** begin Source data **

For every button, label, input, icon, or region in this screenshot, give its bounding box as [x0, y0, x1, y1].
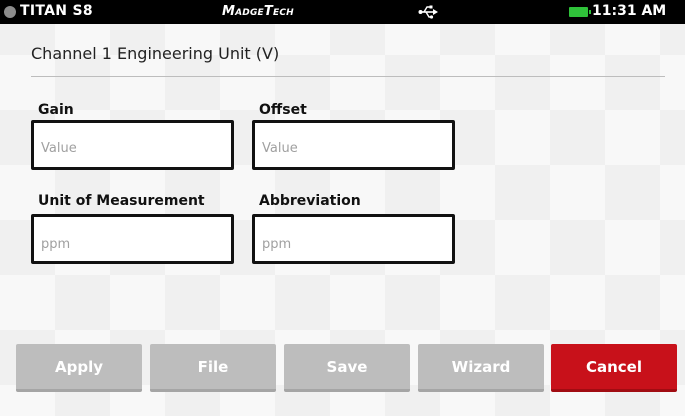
unit-of-measurement-label: Unit of Measurement	[38, 193, 205, 209]
device-name: TITAN S8	[20, 3, 93, 19]
gain-label: Gain	[38, 102, 74, 118]
wizard-button[interactable]: Wizard	[418, 344, 544, 392]
status-bar: TITAN S8 MadgeTech 11:31 AM	[0, 0, 685, 24]
save-button[interactable]: Save	[284, 344, 410, 392]
abbreviation-label: Abbreviation	[259, 193, 361, 209]
apply-button[interactable]: Apply	[16, 344, 142, 392]
file-button[interactable]: File	[150, 344, 276, 392]
unit-of-measurement-input[interactable]	[31, 214, 234, 264]
offset-label: Offset	[259, 102, 307, 118]
usb-icon	[418, 5, 438, 19]
status-time: 11:31 AM	[592, 3, 667, 19]
title-divider	[31, 76, 665, 77]
abbreviation-input[interactable]	[252, 214, 455, 264]
battery-icon	[569, 7, 591, 17]
page-title: Channel 1 Engineering Unit (V)	[31, 44, 280, 63]
gain-input[interactable]	[31, 120, 234, 170]
status-dot-icon	[4, 6, 16, 18]
brand-logo: MadgeTech	[222, 4, 294, 19]
cancel-button[interactable]: Cancel	[551, 344, 677, 392]
offset-input[interactable]	[252, 120, 455, 170]
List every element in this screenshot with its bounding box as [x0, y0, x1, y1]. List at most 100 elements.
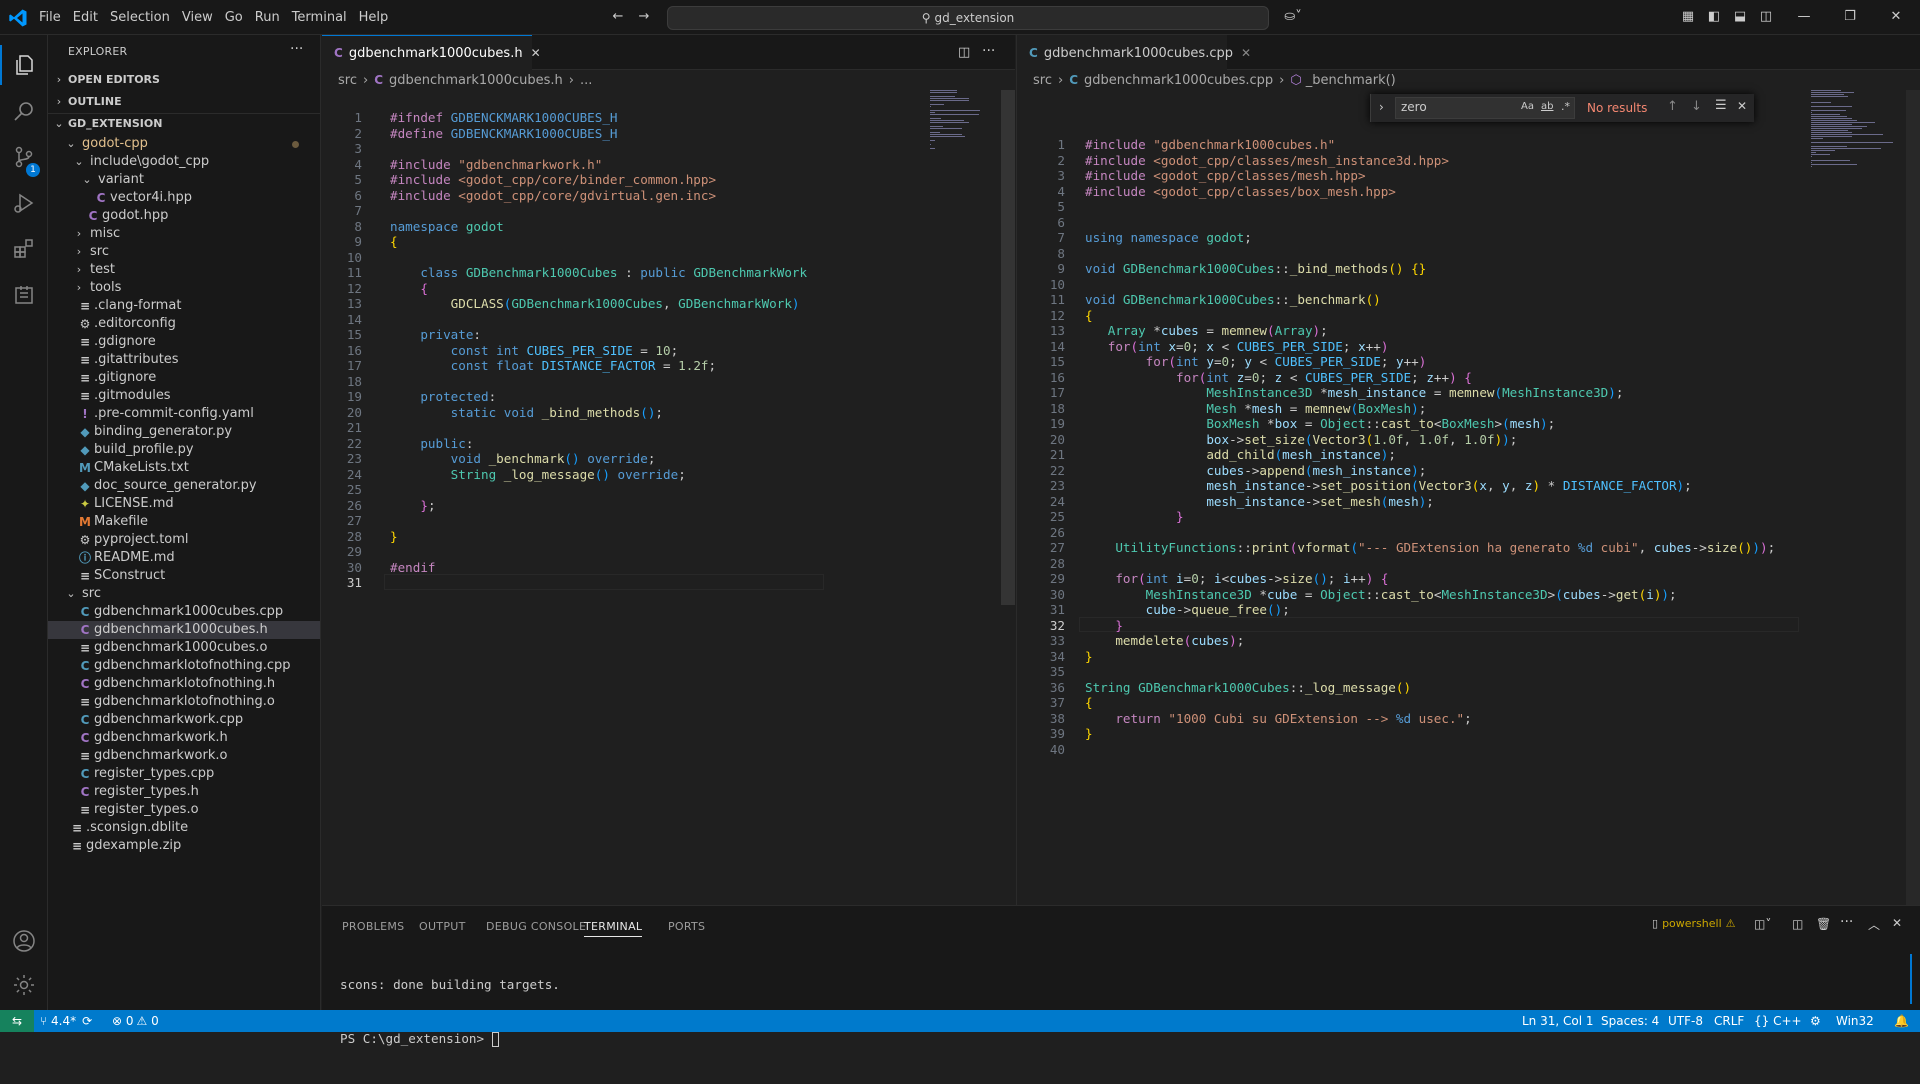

** end Source data **

Locate each line in the data above that contains the word "screenshot", and copy those lines in full.

For every button, label, input, icon, or region in this screenshot, give its bounding box as [x0, y0, x1, y1].
List every element in this screenshot with its bounding box as [x0, y0, x1, y1]. List at most 100 elements.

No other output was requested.